Written request: Check each line of the material. Copy those containing "tout".

Data provided:

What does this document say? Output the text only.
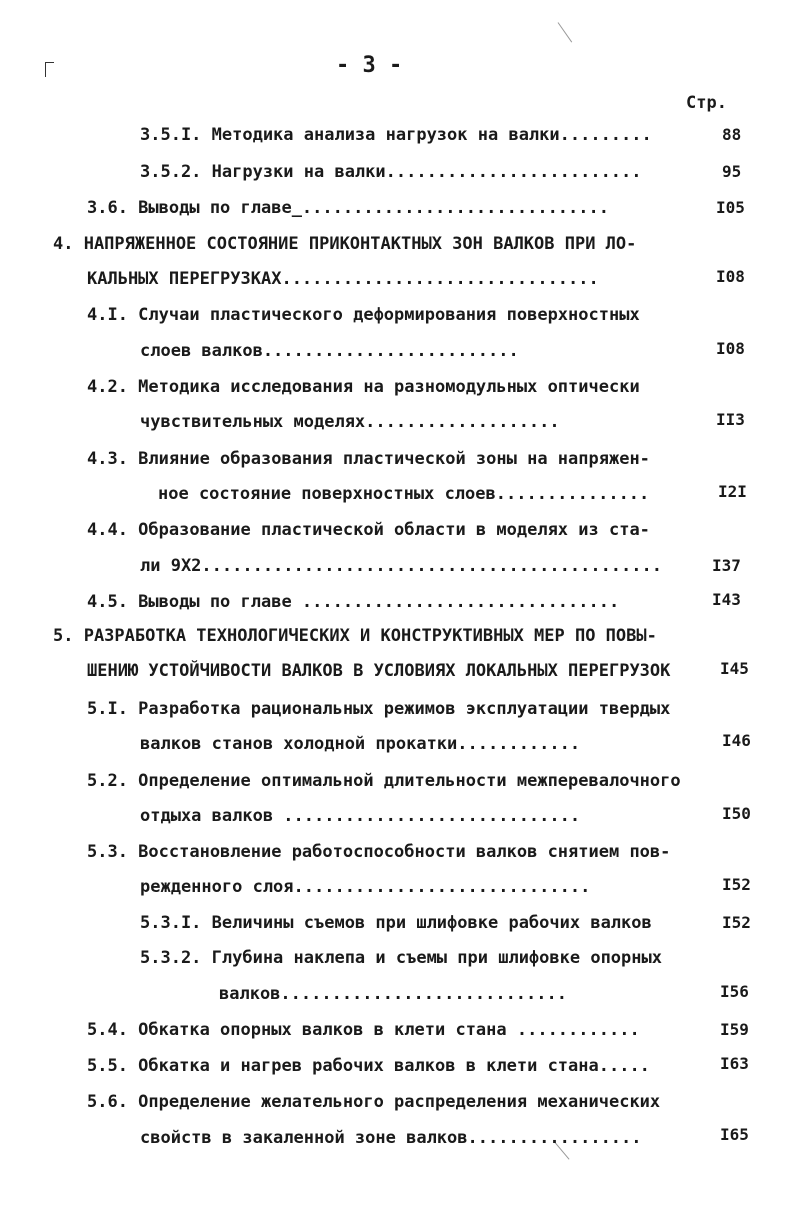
- 3 -
Стр.
3.5.I. Методика анализа нагрузок на валки.........	88
3.5.2. Нагрузки на валки.........................	95
3.6. Выводы по главе_..............................	I05
4. НАПРЯЖЕННОЕ СОСТОЯНИЕ ПРИКОНТАКТНЫХ ЗОН ВАЛКОВ ПРИ ЛО-
КАЛЬНЫХ ПЕРЕГРУЗКАХ...............................	I08
4.I. Случаи пластического деформирования поверхностных
слоев валков.........................	I08
4.2. Методика исследования на разномодульных оптически
чувствительных моделях...................	II3
4.3. Влияние образования пластической зоны на напряжен-
ное состояние поверхностных слоев...............	I2I
4.4. Образование пластической области в моделях из ста-
ли 9Х2.............................................	I37
4.5. Выводы по главе ...............................	I43
5. РАЗРАБОТКА ТЕХНОЛОГИЧЕСКИХ И КОНСТРУКТИВНЫХ МЕР ПО ПОВЫ-
ШЕНИЮ УСТОЙЧИВОСТИ ВАЛКОВ В УСЛОВИЯХ ЛОКАЛЬНЫХ ПЕРЕГРУЗОК	I45
5.I. Разработка рациональных режимов эксплуатации твердых
валков станов холодной прокатки............	I46
5.2. Определение оптимальной длительности межперевалочного
отдыха валков .............................	I50
5.3. Восстановление работоспособности валков снятием пов-
режденного слоя.............................	I52
5.3.I. Величины съемов при шлифовке рабочих валков	I52
5.3.2. Глубина наклепа и съемы при шлифовке опорных
валков............................	I56
5.4. Обкатка опорных валков в клети стана ............	I59
5.5. Обкатка и нагрев рабочих валков в клети стана.....	I63
5.6. Определение желательного распределения механических
свойств в закаленной зоне валков.................	I65
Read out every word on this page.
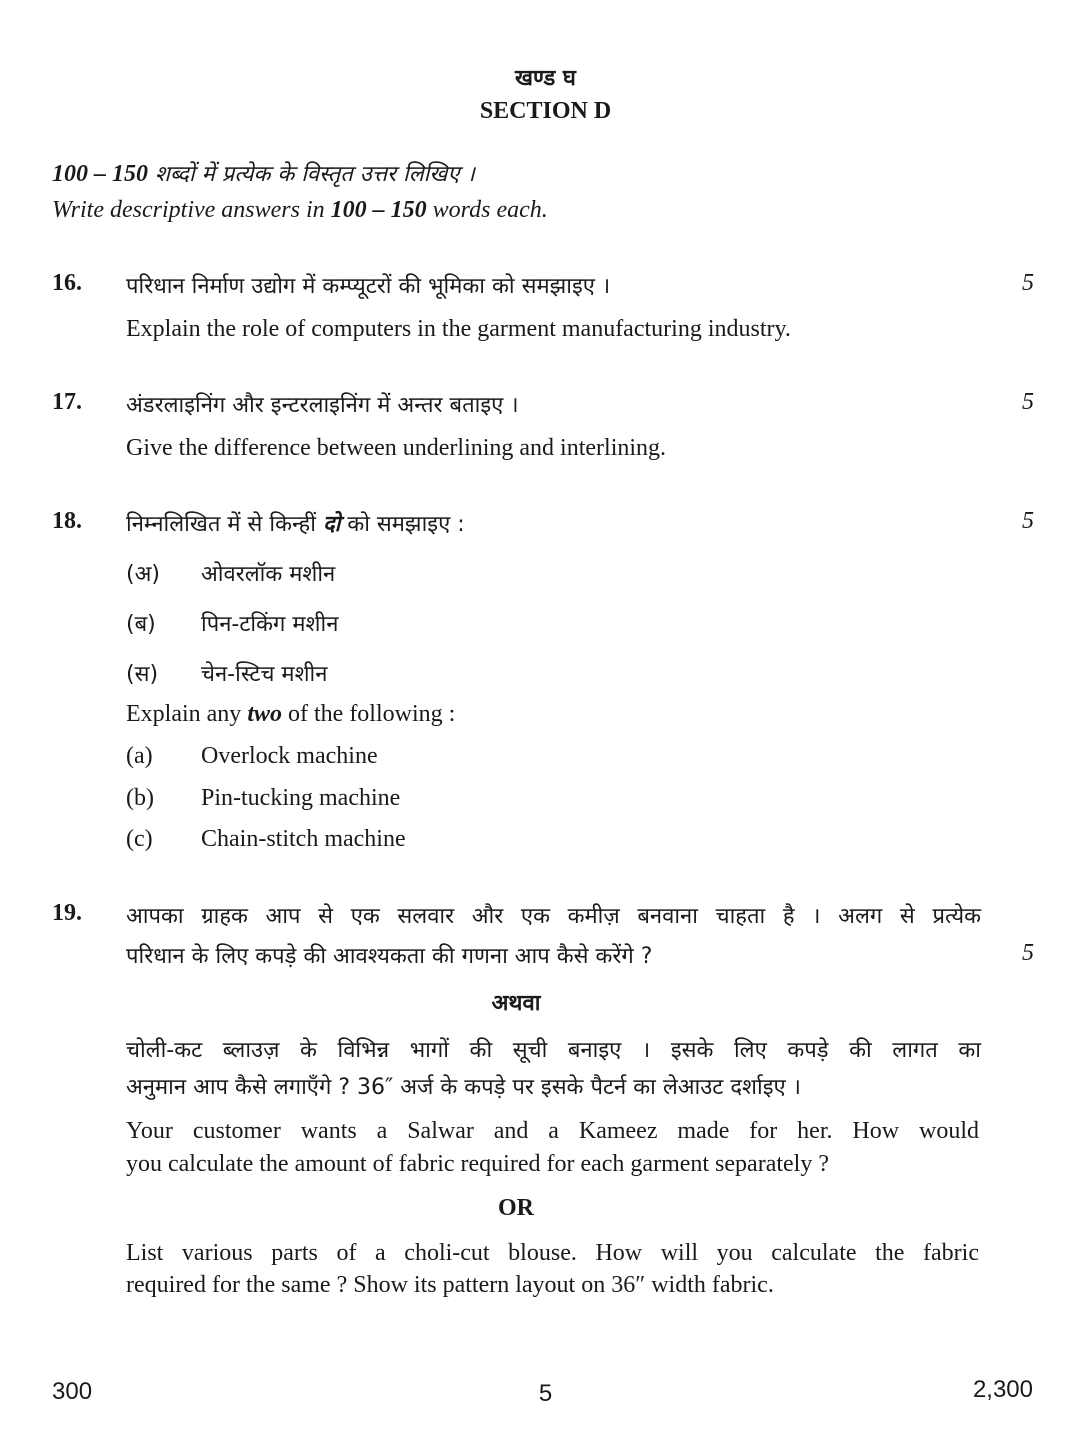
खण्ड घ
SECTION D
100 – 150 शब्दों में प्रत्येक के विस्तृत उत्तर लिखिए ।
Write descriptive answers in 100 – 150 words each.
16. परिधान निर्माण उद्योग में कम्प्यूटरों की भूमिका को समझाइए ।	5
Explain the role of computers in the garment manufacturing industry.
17. अंडरलाइनिंग और इन्टरलाइनिंग में अन्तर बताइए ।	5
Give the difference between underlining and interlining.
18. निम्नलिखित में से किन्हीं दो को समझाइए :	5
(अ) ओवरलॉक मशीन
(ब) पिन-टकिंग मशीन
(स) चेन-स्टिच मशीन
Explain any two of the following :
(a) Overlock machine
(b) Pin-tucking machine
(c) Chain-stitch machine
19. आपका ग्राहक आप से एक सलवार और एक कमीज़ बनवाना चाहता है । अलग से प्रत्येक
परिधान के लिए कपड़े की आवश्यकता की गणना आप कैसे करेंगे ?	5
अथवा
चोली-कट ब्लाउज़ के विभिन्न भागों की सूची बनाइए । इसके लिए कपड़े की लागत का
अनुमान आप कैसे लगाएँगे ? 36″ अर्ज के कपड़े पर इसके पैटर्न का लेआउट दर्शाइए ।
Your customer wants a Salwar and a Kameez made for her. How would
you calculate the amount of fabric required for each garment separately ?
OR
List various parts of a choli-cut blouse. How will you calculate the fabric
required for the same ? Show its pattern layout on 36″ width fabric.
300	5	2,300
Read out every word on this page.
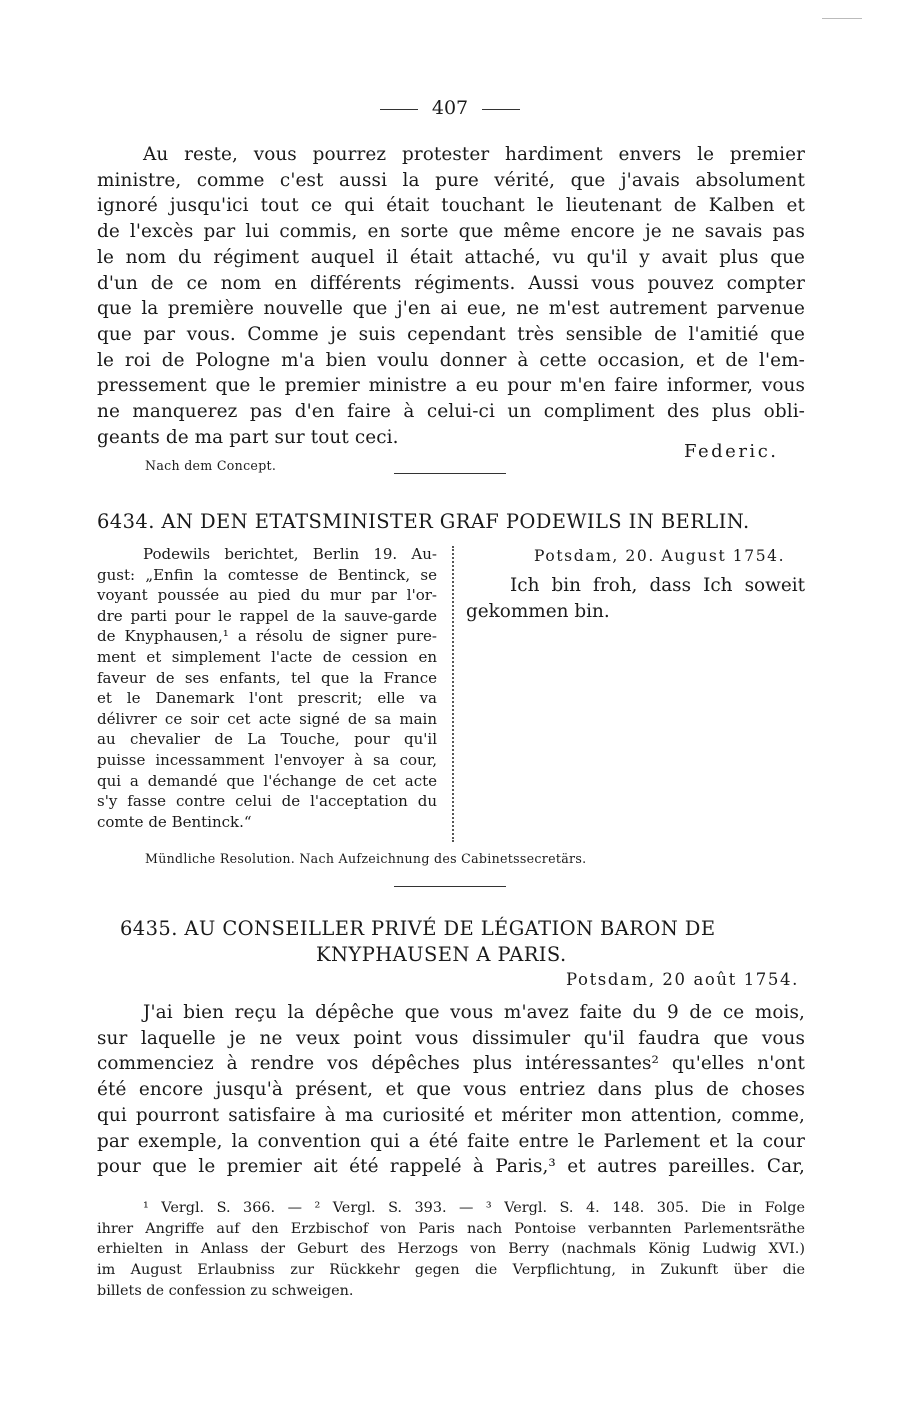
407
Au reste, vous pourrez protester hardiment envers le premier
ministre, comme c'est aussi la pure vérité, que j'avais absolument
ignoré jusqu'ici tout ce qui était touchant le lieutenant de Kalben et
de l'excès par lui commis, en sorte que même encore je ne savais pas
le nom du régiment auquel il était attaché, vu qu'il y avait plus que
d'un de ce nom en différents régiments. Aussi vous pouvez compter
que la première nouvelle que j'en ai eue, ne m'est autrement parvenue
que par vous. Comme je suis cependant très sensible de l'amitié que
le roi de Pologne m'a bien voulu donner à cette occasion, et de l'em-
pressement que le premier ministre a eu pour m'en faire informer, vous
ne manquerez pas d'en faire à celui-ci un compliment des plus obli-
geants de ma part sur tout ceci.
Federic.
Nach dem Concept.
6434. AN DEN ETATSMINISTER GRAF PODEWILS IN BERLIN.
Podewils berichtet, Berlin 19. Au-
gust: „Enfin la comtesse de Bentinck, se
voyant poussée au pied du mur par l'or-
dre parti pour le rappel de la sauve-garde
de Knyphausen,¹ a résolu de signer pure-
ment et simplement l'acte de cession en
faveur de ses enfants, tel que la France
et le Danemark l'ont prescrit; elle va
délivrer ce soir cet acte signé de sa main
au chevalier de La Touche, pour qu'il
puisse incessamment l'envoyer à sa cour,
qui a demandé que l'échange de cet acte
s'y fasse contre celui de l'acceptation du
comte de Bentinck.“
Potsdam, 20. August 1754.
Ich bin froh, dass Ich soweit
gekommen bin.
Mündliche Resolution. Nach Aufzeichnung des Cabinetssecretärs.
6435. AU CONSEILLER PRIVÉ DE LÉGATION BARON DE
KNYPHAUSEN A PARIS.
Potsdam, 20 août 1754.
J'ai bien reçu la dépêche que vous m'avez faite du 9 de ce mois,
sur laquelle je ne veux point vous dissimuler qu'il faudra que vous
commenciez à rendre vos dépêches plus intéressantes² qu'elles n'ont
été encore jusqu'à présent, et que vous entriez dans plus de choses
qui pourront satisfaire à ma curiosité et mériter mon attention, comme,
par exemple, la convention qui a été faite entre le Parlement et la cour
pour que le premier ait été rappelé à Paris,³ et autres pareilles. Car,
¹ Vergl. S. 366. — ² Vergl. S. 393. — ³ Vergl. S. 4. 148. 305. Die in Folge
ihrer Angriffe auf den Erzbischof von Paris nach Pontoise verbannten Parlementsräthe
erhielten in Anlass der Geburt des Herzogs von Berry (nachmals König Ludwig XVI.)
im August Erlaubniss zur Rückkehr gegen die Verpflichtung, in Zukunft über die
billets de confession zu schweigen.
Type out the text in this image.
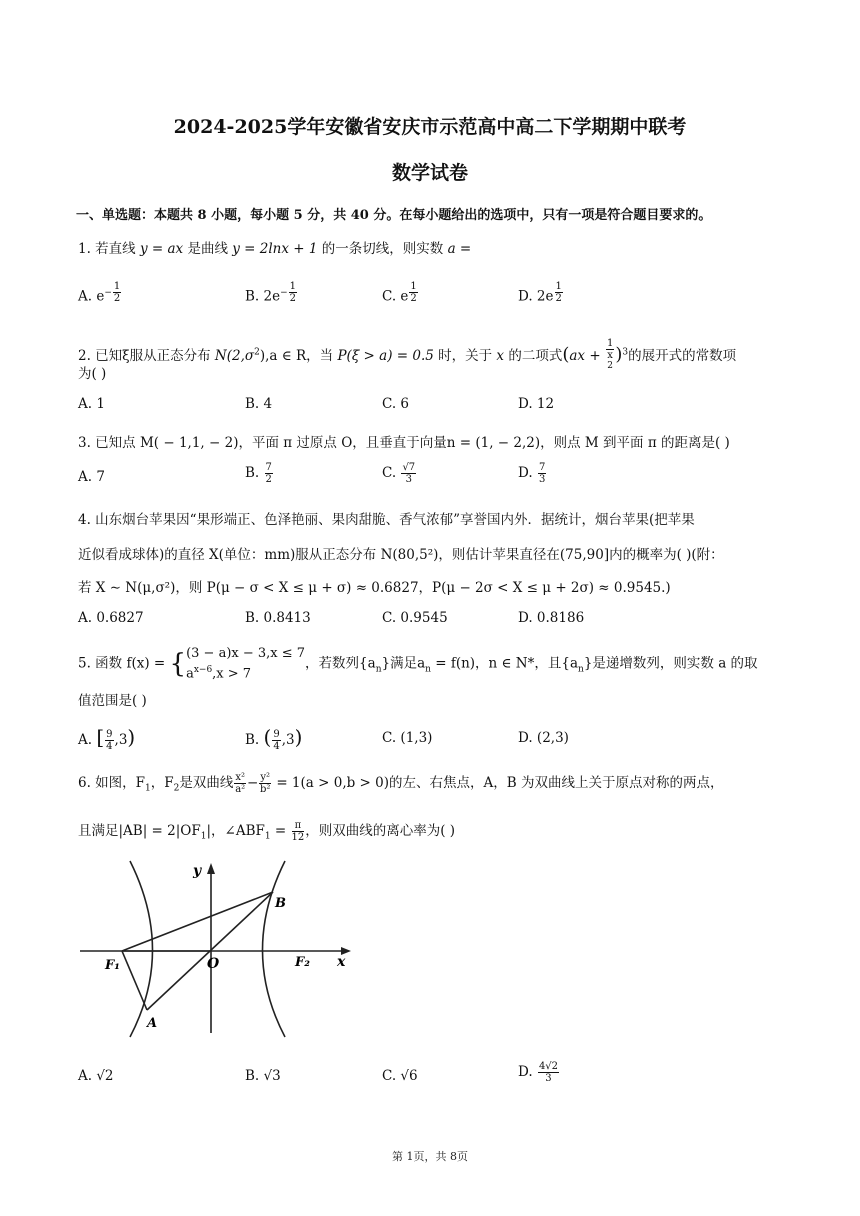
2024-2025学年安徽省安庆市示范高中高二下学期期中联考
数学试卷
一、单选题：本题共 8 小题，每小题 5 分，共 40 分。在每小题给出的选项中，只有一项是符合题目要求的。
1. 若直线 y = ax 是曲线 y = 2lnx + 1 的一条切线，则实数 a =
A. $e^{- \frac{1}{2}}$	B. $2e^{- \frac{1}{2}}$	C. e $^{\frac{1}{2}}$	D. 2e $^{\frac{1}{2}}$
2. 已知ξ服从正态分布 $N(2,\sigma^2),a$ ∈ R，当 P(ξ > a) = 0.5 时，关于 x 的二项式(ax + 1
x
$^2$ )$^3$的展开式的常数项
为( )
A. 1	B. 4	C. 6	D. 12
3. 已知点 M( − 1,1, − 2)，平面 π 过原点 O，且垂直于向量n = (1, − 2,2)，则点 M 到平面 π 的距离是( )
A. 7	B. $\frac{7}{2}$	C. $\frac{√7}{3}$	D. $\frac{7}{3}$
4. 山东烟台苹果因“果形端正、色泽艳丽、果肉甜脆、香气浓郁”享誉国内外．据统计，烟台苹果(把苹果
近似看成球体)的直径 X(单位：mm)服从正态分布 N(80,5²)，则估计苹果直径在(75,90]内的概率为( )(附：
若 X ∼ N(μ,σ²)，则 P(μ − σ < X ≤ μ + σ) ≈ 0.6827，P(μ − 2σ < X ≤ μ + 2σ) ≈ 0.9545.)
A. 0.6827	B. 0.8413	C. 0.9545	D. 0.8186
5. 函数 f(x) = { (3 − a)x − 3,x ≤ 7
$a^{x-6},x > 7$
，若数列$\{a_n\}$满足$a_n = f(n)$，n ∈ N*，且$\{a_n\}$是递增数列，则实数 a 的取
值范围是( )
A. [ $\frac{9}{4} ,3$)	B. ( $\frac{9}{4} ,3$)	C. (1,3)	D. (2,3)
6. 如图，$F_1$，$F_2$是双曲线 $\frac{\text{x²}}{\text{a²}} - \frac{\text{y²}}{\text{b²}} = 1(a > 0,b > 0)$的左、右焦点，A，B 为双曲线上关于原点对称的两点，
且满足$|AB| = 2|OF_1|$，$\angle ABF_1 = \frac{\pi}{12}$ ，则双曲线的离心率为( )
y
x
B
A
O
F₁	F₂
A. √2	B. √3	C. √6	D. $\frac{4√2}{3}$
第 1页，共 8页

Final answer:
ignoré jusqu'ici tout ce qui était touchant le lieutenant de Kalben et
geants de ma part sur tout ceci.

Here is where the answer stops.